── Material shown

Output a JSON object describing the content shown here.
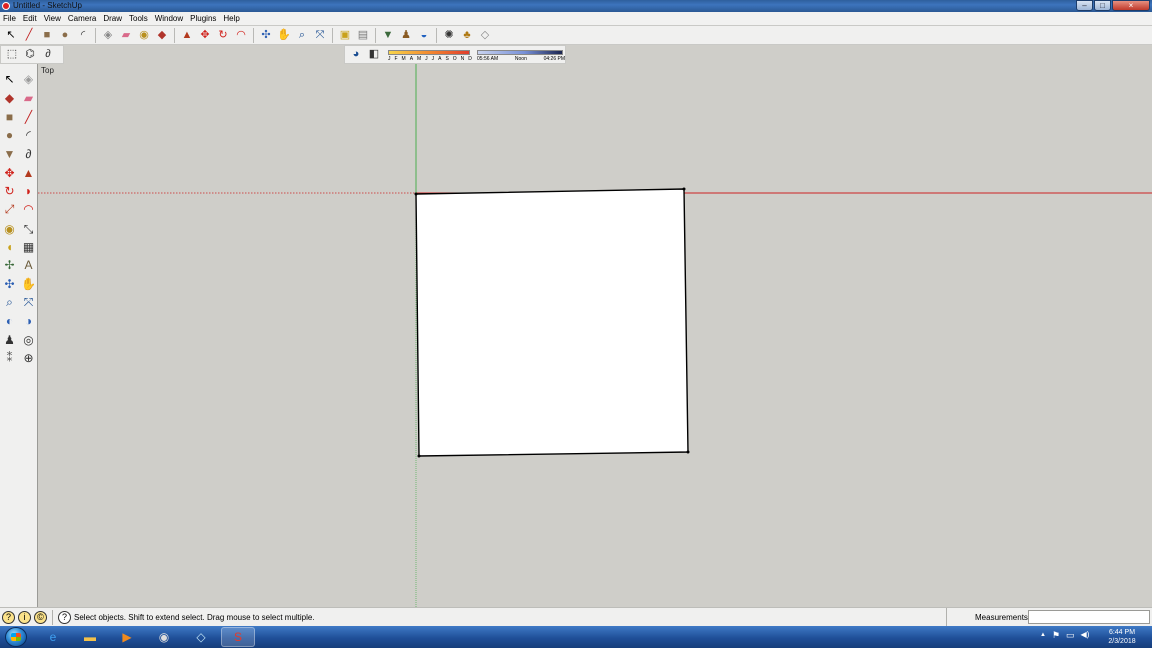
{
  "window": {
    "title": "Untitled - SketchUp",
    "min": "–",
    "max": "□",
    "close": "×"
  },
  "menu": [
    "File",
    "Edit",
    "View",
    "Camera",
    "Draw",
    "Tools",
    "Window",
    "Plugins",
    "Help"
  ],
  "toolbar_main": [
    {
      "name": "select-tool-icon",
      "glyph": "↖",
      "color": "#000000"
    },
    {
      "name": "line-tool-icon",
      "glyph": "╱",
      "color": "#c02020"
    },
    {
      "name": "rectangle-tool-icon",
      "glyph": "■",
      "color": "#8a6d4a"
    },
    {
      "name": "circle-tool-icon",
      "glyph": "●",
      "color": "#8a6d4a"
    },
    {
      "name": "arc-tool-icon",
      "glyph": "◜",
      "color": "#333333"
    },
    {
      "name": "sep"
    },
    {
      "name": "make-component-icon",
      "glyph": "◈",
      "color": "#888888"
    },
    {
      "name": "eraser-tool-icon",
      "glyph": "▰",
      "color": "#d96a8a"
    },
    {
      "name": "tape-measure-icon",
      "glyph": "◉",
      "color": "#b8901e"
    },
    {
      "name": "paint-bucket-icon",
      "glyph": "◆",
      "color": "#b0342b"
    },
    {
      "name": "sep"
    },
    {
      "name": "push-pull-icon",
      "glyph": "▲",
      "color": "#b33a1e"
    },
    {
      "name": "move-tool-icon",
      "glyph": "✥",
      "color": "#d0201a"
    },
    {
      "name": "rotate-tool-icon",
      "glyph": "↻",
      "color": "#d0201a"
    },
    {
      "name": "offset-tool-icon",
      "glyph": "◠",
      "color": "#d0201a"
    },
    {
      "name": "sep"
    },
    {
      "name": "orbit-tool-icon",
      "glyph": "✣",
      "color": "#2c5fb3"
    },
    {
      "name": "pan-tool-icon",
      "glyph": "✋",
      "color": "#444444"
    },
    {
      "name": "zoom-tool-icon",
      "glyph": "⌕",
      "color": "#1a4d91"
    },
    {
      "name": "zoom-extents-icon",
      "glyph": "⤧",
      "color": "#1a4d91"
    },
    {
      "name": "sep"
    },
    {
      "name": "warehouse-icon",
      "glyph": "▣",
      "color": "#c9a21a"
    },
    {
      "name": "share-model-icon",
      "glyph": "▤",
      "color": "#7a7a7a"
    },
    {
      "name": "sep"
    },
    {
      "name": "get-models-icon",
      "glyph": "▼",
      "color": "#3d6a3d"
    },
    {
      "name": "position-camera-icon",
      "glyph": "♟",
      "color": "#8a5b22"
    },
    {
      "name": "sandbox-icon",
      "glyph": "◒",
      "color": "#2061c0"
    },
    {
      "name": "sep"
    },
    {
      "name": "extension-icon",
      "glyph": "✺",
      "color": "#333333"
    },
    {
      "name": "ruby-icon",
      "glyph": "♣",
      "color": "#b07a14"
    },
    {
      "name": "styles-icon",
      "glyph": "◇",
      "color": "#888888"
    }
  ],
  "toolbar_views": [
    {
      "name": "iso-view-icon",
      "glyph": "⬚",
      "color": "#333333"
    },
    {
      "name": "select-lasso-icon",
      "glyph": "⌬",
      "color": "#333333"
    },
    {
      "name": "freehand-icon",
      "glyph": "∂",
      "color": "#333333"
    }
  ],
  "shadows": {
    "months": [
      "J",
      "F",
      "M",
      "A",
      "M",
      "J",
      "J",
      "A",
      "S",
      "O",
      "N",
      "D"
    ],
    "start_time": "05:56 AM",
    "mid_time": "Noon",
    "end_time": "04:26 PM"
  },
  "palette": [
    {
      "name": "select-tool-icon",
      "glyph": "↖",
      "color": "#000000"
    },
    {
      "name": "make-component-icon",
      "glyph": "◈",
      "color": "#9a9a9a"
    },
    {
      "name": "paint-bucket-icon",
      "glyph": "◆",
      "color": "#b0342b"
    },
    {
      "name": "eraser-tool-icon",
      "glyph": "▰",
      "color": "#d96a8a"
    },
    {
      "name": "rectangle-tool-icon",
      "glyph": "■",
      "color": "#8a6d4a"
    },
    {
      "name": "line-tool-icon",
      "glyph": "╱",
      "color": "#c02020"
    },
    {
      "name": "circle-tool-icon",
      "glyph": "●",
      "color": "#8a6d4a"
    },
    {
      "name": "arc-tool-icon",
      "glyph": "◜",
      "color": "#333333"
    },
    {
      "name": "polygon-tool-icon",
      "glyph": "▼",
      "color": "#8a6d4a"
    },
    {
      "name": "freehand-tool-icon",
      "glyph": "∂",
      "color": "#333333"
    },
    {
      "name": "move-tool-icon",
      "glyph": "✥",
      "color": "#d0201a"
    },
    {
      "name": "push-pull-icon",
      "glyph": "▲",
      "color": "#b33a1e"
    },
    {
      "name": "rotate-tool-icon",
      "glyph": "↻",
      "color": "#d0201a"
    },
    {
      "name": "follow-me-icon",
      "glyph": "◗",
      "color": "#d0201a"
    },
    {
      "name": "scale-tool-icon",
      "glyph": "⤢",
      "color": "#b33a1e"
    },
    {
      "name": "offset-tool-icon",
      "glyph": "◠",
      "color": "#d0201a"
    },
    {
      "name": "tape-measure-icon",
      "glyph": "◉",
      "color": "#b8901e"
    },
    {
      "name": "dimension-tool-icon",
      "glyph": "⤡",
      "color": "#333333"
    },
    {
      "name": "protractor-icon",
      "glyph": "◖",
      "color": "#c9a21a"
    },
    {
      "name": "text-tool-icon",
      "glyph": "▦",
      "color": "#333333"
    },
    {
      "name": "axes-tool-icon",
      "glyph": "✢",
      "color": "#3a6a3a"
    },
    {
      "name": "3d-text-icon",
      "glyph": "A",
      "color": "#6a5a3a"
    },
    {
      "name": "orbit-tool-icon",
      "glyph": "✣",
      "color": "#2c5fb3"
    },
    {
      "name": "pan-tool-icon",
      "glyph": "✋",
      "color": "#444444"
    },
    {
      "name": "zoom-tool-icon",
      "glyph": "⌕",
      "color": "#1a4d91"
    },
    {
      "name": "zoom-window-icon",
      "glyph": "⤧",
      "color": "#1a4d91"
    },
    {
      "name": "previous-view-icon",
      "glyph": "◐",
      "color": "#2c5fb3"
    },
    {
      "name": "next-view-icon",
      "glyph": "◑",
      "color": "#2c5fb3"
    },
    {
      "name": "position-camera-icon",
      "glyph": "♟",
      "color": "#333333"
    },
    {
      "name": "look-around-icon",
      "glyph": "◎",
      "color": "#333333"
    },
    {
      "name": "walk-tool-icon",
      "glyph": "⁑",
      "color": "#555555"
    },
    {
      "name": "section-plane-icon",
      "glyph": "⊕",
      "color": "#333333"
    }
  ],
  "viewport": {
    "view_label": "Top",
    "background": "#cfcec9",
    "red_axis_color": "#cc2222",
    "green_axis_color": "#4caf50",
    "face_fill": "#ffffff",
    "edge_color": "#000000"
  },
  "status": {
    "icon_a": "?",
    "icon_b": "i",
    "icon_c": "©",
    "help": "?",
    "text": "Select objects. Shift to extend select. Drag mouse to select multiple.",
    "measurements_label": "Measurements",
    "measurements_value": ""
  },
  "taskbar": {
    "apps": [
      {
        "name": "internet-explorer-icon",
        "glyph": "e",
        "color": "#3fa0f0"
      },
      {
        "name": "file-explorer-icon",
        "glyph": "▬",
        "color": "#f3c14a"
      },
      {
        "name": "media-player-icon",
        "glyph": "▶",
        "color": "#f08a1e"
      },
      {
        "name": "camera-app-icon",
        "glyph": "◉",
        "color": "#dddddd"
      },
      {
        "name": "notepad-app-icon",
        "glyph": "◇",
        "color": "#bfe3f5"
      },
      {
        "name": "sketchup-app-icon",
        "glyph": "S",
        "color": "#e53a2a"
      }
    ],
    "tray_caret": "▲",
    "tray_flag": "⚑",
    "tray_network": "▭",
    "tray_volume": "◀)",
    "time": "6:44 PM",
    "date": "2/3/2018"
  }
}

────

Exercise:
Collect every line with the string "select" from the records, and copy each.

Task answer:
      "name": "select-tool-icon",
      "name": "select-lasso-icon",
      "name": "select-tool-icon",
    "text": "Select objects. Shift to extend select. Drag mouse to select multiple.",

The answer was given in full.